>> START Stored rows

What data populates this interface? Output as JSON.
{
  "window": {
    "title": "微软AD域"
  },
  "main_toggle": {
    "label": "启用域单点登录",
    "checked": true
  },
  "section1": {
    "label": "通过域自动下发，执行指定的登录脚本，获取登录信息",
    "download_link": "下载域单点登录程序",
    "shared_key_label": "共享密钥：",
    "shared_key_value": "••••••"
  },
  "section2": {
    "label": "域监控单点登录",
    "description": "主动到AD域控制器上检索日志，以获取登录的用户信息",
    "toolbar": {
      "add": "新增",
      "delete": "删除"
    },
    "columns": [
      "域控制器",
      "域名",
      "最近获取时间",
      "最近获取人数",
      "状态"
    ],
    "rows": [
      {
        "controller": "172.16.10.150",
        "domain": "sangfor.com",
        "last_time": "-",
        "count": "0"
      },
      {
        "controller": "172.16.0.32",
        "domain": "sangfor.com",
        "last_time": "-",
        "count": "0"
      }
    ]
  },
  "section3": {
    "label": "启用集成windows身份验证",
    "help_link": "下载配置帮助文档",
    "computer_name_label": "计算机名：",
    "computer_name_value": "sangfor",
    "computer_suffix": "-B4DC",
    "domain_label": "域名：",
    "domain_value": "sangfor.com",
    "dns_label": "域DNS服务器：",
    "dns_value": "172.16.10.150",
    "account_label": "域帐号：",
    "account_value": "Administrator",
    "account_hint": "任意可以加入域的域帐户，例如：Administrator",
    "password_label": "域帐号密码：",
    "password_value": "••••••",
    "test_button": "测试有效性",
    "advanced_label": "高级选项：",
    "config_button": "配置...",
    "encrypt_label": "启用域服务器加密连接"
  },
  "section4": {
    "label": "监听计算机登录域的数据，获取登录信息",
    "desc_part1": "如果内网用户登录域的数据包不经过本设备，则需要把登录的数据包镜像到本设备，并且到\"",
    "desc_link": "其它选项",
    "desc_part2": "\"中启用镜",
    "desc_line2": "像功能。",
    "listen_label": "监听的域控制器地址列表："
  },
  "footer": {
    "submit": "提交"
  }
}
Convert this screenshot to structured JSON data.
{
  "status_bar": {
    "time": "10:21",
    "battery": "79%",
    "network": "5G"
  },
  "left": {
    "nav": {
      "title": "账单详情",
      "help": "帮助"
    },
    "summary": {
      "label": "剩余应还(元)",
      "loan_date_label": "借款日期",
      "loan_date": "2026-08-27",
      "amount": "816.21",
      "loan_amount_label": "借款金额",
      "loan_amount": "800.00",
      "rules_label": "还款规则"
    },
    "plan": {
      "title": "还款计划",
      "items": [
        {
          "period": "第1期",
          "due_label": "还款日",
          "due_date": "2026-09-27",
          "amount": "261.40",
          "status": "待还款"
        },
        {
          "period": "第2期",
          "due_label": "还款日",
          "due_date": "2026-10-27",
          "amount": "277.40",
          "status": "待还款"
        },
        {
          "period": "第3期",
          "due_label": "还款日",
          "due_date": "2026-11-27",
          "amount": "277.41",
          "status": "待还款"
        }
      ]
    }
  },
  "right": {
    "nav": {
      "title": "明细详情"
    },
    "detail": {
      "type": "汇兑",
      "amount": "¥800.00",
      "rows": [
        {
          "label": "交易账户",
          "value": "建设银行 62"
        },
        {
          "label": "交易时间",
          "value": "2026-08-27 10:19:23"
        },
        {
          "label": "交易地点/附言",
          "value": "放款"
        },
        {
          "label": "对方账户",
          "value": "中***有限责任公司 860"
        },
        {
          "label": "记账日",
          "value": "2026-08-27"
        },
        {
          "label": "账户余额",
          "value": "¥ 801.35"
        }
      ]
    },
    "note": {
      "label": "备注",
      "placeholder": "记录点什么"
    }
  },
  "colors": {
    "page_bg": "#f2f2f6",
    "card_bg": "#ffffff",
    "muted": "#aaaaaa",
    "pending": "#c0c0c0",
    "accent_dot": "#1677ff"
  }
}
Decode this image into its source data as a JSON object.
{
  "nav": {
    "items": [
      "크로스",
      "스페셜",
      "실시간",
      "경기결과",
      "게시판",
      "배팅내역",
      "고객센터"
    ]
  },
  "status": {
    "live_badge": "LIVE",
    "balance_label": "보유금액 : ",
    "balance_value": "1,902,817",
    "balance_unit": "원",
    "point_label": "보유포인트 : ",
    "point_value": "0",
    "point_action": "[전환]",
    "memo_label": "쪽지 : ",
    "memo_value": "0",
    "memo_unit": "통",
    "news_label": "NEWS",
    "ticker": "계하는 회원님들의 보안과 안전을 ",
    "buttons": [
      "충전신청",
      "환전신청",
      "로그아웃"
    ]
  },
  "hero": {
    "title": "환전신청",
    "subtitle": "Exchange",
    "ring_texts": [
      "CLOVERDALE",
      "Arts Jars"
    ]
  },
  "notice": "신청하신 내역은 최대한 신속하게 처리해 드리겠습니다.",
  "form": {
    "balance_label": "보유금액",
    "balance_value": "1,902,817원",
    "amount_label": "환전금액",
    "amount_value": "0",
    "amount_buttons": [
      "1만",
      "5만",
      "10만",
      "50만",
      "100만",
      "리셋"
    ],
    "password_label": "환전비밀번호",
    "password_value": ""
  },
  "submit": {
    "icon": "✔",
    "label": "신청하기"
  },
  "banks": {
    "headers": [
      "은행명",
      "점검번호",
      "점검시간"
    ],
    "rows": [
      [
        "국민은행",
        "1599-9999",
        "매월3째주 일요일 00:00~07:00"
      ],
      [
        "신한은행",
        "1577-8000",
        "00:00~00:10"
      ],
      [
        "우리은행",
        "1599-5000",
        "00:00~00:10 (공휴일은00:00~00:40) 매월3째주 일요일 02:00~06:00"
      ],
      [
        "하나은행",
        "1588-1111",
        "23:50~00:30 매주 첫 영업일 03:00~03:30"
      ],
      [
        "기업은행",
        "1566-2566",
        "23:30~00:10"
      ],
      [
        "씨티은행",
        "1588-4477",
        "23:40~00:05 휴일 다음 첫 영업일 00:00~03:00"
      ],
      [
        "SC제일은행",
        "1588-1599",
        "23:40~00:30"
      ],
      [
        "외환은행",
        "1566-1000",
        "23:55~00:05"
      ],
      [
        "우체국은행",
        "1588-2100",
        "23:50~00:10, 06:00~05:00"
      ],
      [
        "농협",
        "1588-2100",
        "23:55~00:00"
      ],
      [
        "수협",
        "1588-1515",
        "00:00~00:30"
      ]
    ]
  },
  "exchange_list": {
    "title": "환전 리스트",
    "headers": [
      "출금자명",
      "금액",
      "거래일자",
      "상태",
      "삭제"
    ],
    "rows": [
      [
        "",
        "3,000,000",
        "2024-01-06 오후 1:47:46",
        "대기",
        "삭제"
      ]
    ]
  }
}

>> END Stored rows

§ **Exercise**
Copy the material above, line for line.

§ **Response to this exercise**
What data populates this interface? Output as JSON.
{
  "window": {
    "title": "微软AD域"
  },
  "main_toggle": {
    "label": "启用域单点登录",
    "checked": true
  },
  "section1": {
    "label": "通过域自动下发，执行指定的登录脚本，获取登录信息",
    "download_link": "下载域单点登录程序",
    "shared_key_label": "共享密钥：",
    "shared_key_value": "••••••"
  },
  "section2": {
    "label": "域监控单点登录",
    "description": "主动到AD域控制器上检索日志，以获取登录的用户信息",
    "toolbar": {
      "add": "新增",
      "delete": "删除"
    },
    "columns": [
      "域控制器",
      "域名",
      "最近获取时间",
      "最近获取人数",
      "状态"
    ],
    "rows": [
      {
        "controller": "172.16.10.150",
        "domain": "sangfor.com",
        "last_time": "-",
        "count": "0"
      },
      {
        "controller": "172.16.0.32",
        "domain": "sangfor.com",
        "last_time": "-",
        "count": "0"
      }
    ]
  },
  "section3": {
    "label": "启用集成windows身份验证",
    "help_link": "下载配置帮助文档",
    "computer_name_label": "计算机名：",
    "computer_name_value": "sangfor",
    "computer_suffix": "-B4DC",
    "domain_label": "域名：",
    "domain_value": "sangfor.com",
    "dns_label": "域DNS服务器：",
    "dns_value": "172.16.10.150",
    "account_label": "域帐号：",
    "account_value": "Administrator",
    "account_hint": "任意可以加入域的域帐户，例如：Administrator",
    "password_label": "域帐号密码：",
    "password_value": "••••••",
    "test_button": "测试有效性",
    "advanced_label": "高级选项：",
    "config_button": "配置...",
    "encrypt_label": "启用域服务器加密连接"
  },
  "section4": {
    "label": "监听计算机登录域的数据，获取登录信息",
    "desc_part1": "如果内网用户登录域的数据包不经过本设备，则需要把登录的数据包镜像到本设备，并且到\"",
    "desc_link": "其它选项",
    "desc_part2": "\"中启用镜",
    "desc_line2": "像功能。",
    "listen_label": "监听的域控制器地址列表："
  },
  "footer": {
    "submit": "提交"
  }
}
Convert this screenshot to structured JSON data.
{
  "status_bar": {
    "time": "10:21",
    "battery": "79%",
    "network": "5G"
  },
  "left": {
    "nav": {
      "title": "账单详情",
      "help": "帮助"
    },
    "summary": {
      "label": "剩余应还(元)",
      "loan_date_label": "借款日期",
      "loan_date": "2026-08-27",
      "amount": "816.21",
      "loan_amount_label": "借款金额",
      "loan_amount": "800.00",
      "rules_label": "还款规则"
    },
    "plan": {
      "title": "还款计划",
      "items": [
        {
          "period": "第1期",
          "due_label": "还款日",
          "due_date": "2026-09-27",
          "amount": "261.40",
          "status": "待还款"
        },
        {
          "period": "第2期",
          "due_label": "还款日",
          "due_date": "2026-10-27",
          "amount": "277.40",
          "status": "待还款"
        },
        {
          "period": "第3期",
          "due_label": "还款日",
          "due_date": "2026-11-27",
          "amount": "277.41",
          "status": "待还款"
        }
      ]
    }
  },
  "right": {
    "nav": {
      "title": "明细详情"
    },
    "detail": {
      "type": "汇兑",
      "amount": "¥800.00",
      "rows": [
        {
          "label": "交易账户",
          "value": "建设银行 62"
        },
        {
          "label": "交易时间",
          "value": "2026-08-27 10:19:23"
        },
        {
          "label": "交易地点/附言",
          "value": "放款"
        },
        {
          "label": "对方账户",
          "value": "中***有限责任公司 860"
        },
        {
          "label": "记账日",
          "value": "2026-08-27"
        },
        {
          "label": "账户余额",
          "value": "¥ 801.35"
        }
      ]
    },
    "note": {
      "label": "备注",
      "placeholder": "记录点什么"
    }
  },
  "colors": {
    "page_bg": "#f2f2f6",
    "card_bg": "#ffffff",
    "muted": "#aaaaaa",
    "pending": "#c0c0c0",
    "accent_dot": "#1677ff"
  }
}
Decode this image into its source data as a JSON object.
{
  "nav": {
    "items": [
      "크로스",
      "스페셜",
      "실시간",
      "경기결과",
      "게시판",
      "배팅내역",
      "고객센터"
    ]
  },
  "status": {
    "live_badge": "LIVE",
    "balance_label": "보유금액 : ",
    "balance_value": "1,902,817",
    "balance_unit": "원",
    "point_label": "보유포인트 : ",
    "point_value": "0",
    "point_action": "[전환]",
    "memo_label": "쪽지 : ",
    "memo_value": "0",
    "memo_unit": "통",
    "news_label": "NEWS",
    "ticker": "계하는 회원님들의 보안과 안전을 ",
    "buttons": [
      "충전신청",
      "환전신청",
      "로그아웃"
    ]
  },
  "hero": {
    "title": "환전신청",
    "subtitle": "Exchange",
    "ring_texts": [
      "CLOVERDALE",
      "Arts Jars"
    ]
  },
  "notice": "신청하신 내역은 최대한 신속하게 처리해 드리겠습니다.",
  "form": {
    "balance_label": "보유금액",
    "balance_value": "1,902,817원",
    "amount_label": "환전금액",
    "amount_value": "0",
    "amount_buttons": [
      "1만",
      "5만",
      "10만",
      "50만",
      "100만",
      "리셋"
    ],
    "password_label": "환전비밀번호",
    "password_value": ""
  },
  "submit": {
    "icon": "✔",
    "label": "신청하기"
  },
  "banks": {
    "headers": [
      "은행명",
      "점검번호",
      "점검시간"
    ],
    "rows": [
      [
        "국민은행",
        "1599-9999",
        "매월3째주 일요일 00:00~07:00"
      ],
      [
        "신한은행",
        "1577-8000",
        "00:00~00:10"
      ],
      [
        "우리은행",
        "1599-5000",
        "00:00~00:10 (공휴일은00:00~00:40) 매월3째주 일요일 02:00~06:00"
      ],
      [
        "하나은행",
        "1588-1111",
        "23:50~00:30 매주 첫 영업일 03:00~03:30"
      ],
      [
        "기업은행",
        "1566-2566",
        "23:30~00:10"
      ],
      [
        "씨티은행",
        "1588-4477",
        "23:40~00:05 휴일 다음 첫 영업일 00:00~03:00"
      ],
      [
        "SC제일은행",
        "1588-1599",
        "23:40~00:30"
      ],
      [
        "외환은행",
        "1566-1000",
        "23:55~00:05"
      ],
      [
        "우체국은행",
        "1588-2100",
        "23:50~00:10, 06:00~05:00"
      ],
      [
        "농협",
        "1588-2100",
        "23:55~00:00"
      ],
      [
        "수협",
        "1588-1515",
        "00:00~00:30"
      ]
    ]
  },
  "exchange_list": {
    "title": "환전 리스트",
    "headers": [
      "출금자명",
      "금액",
      "거래일자",
      "상태",
      "삭제"
    ],
    "rows": [
      [
        "",
        "3,000,000",
        "2024-01-06 오후 1:47:46",
        "대기",
        "삭제"
      ]
    ]
  }
}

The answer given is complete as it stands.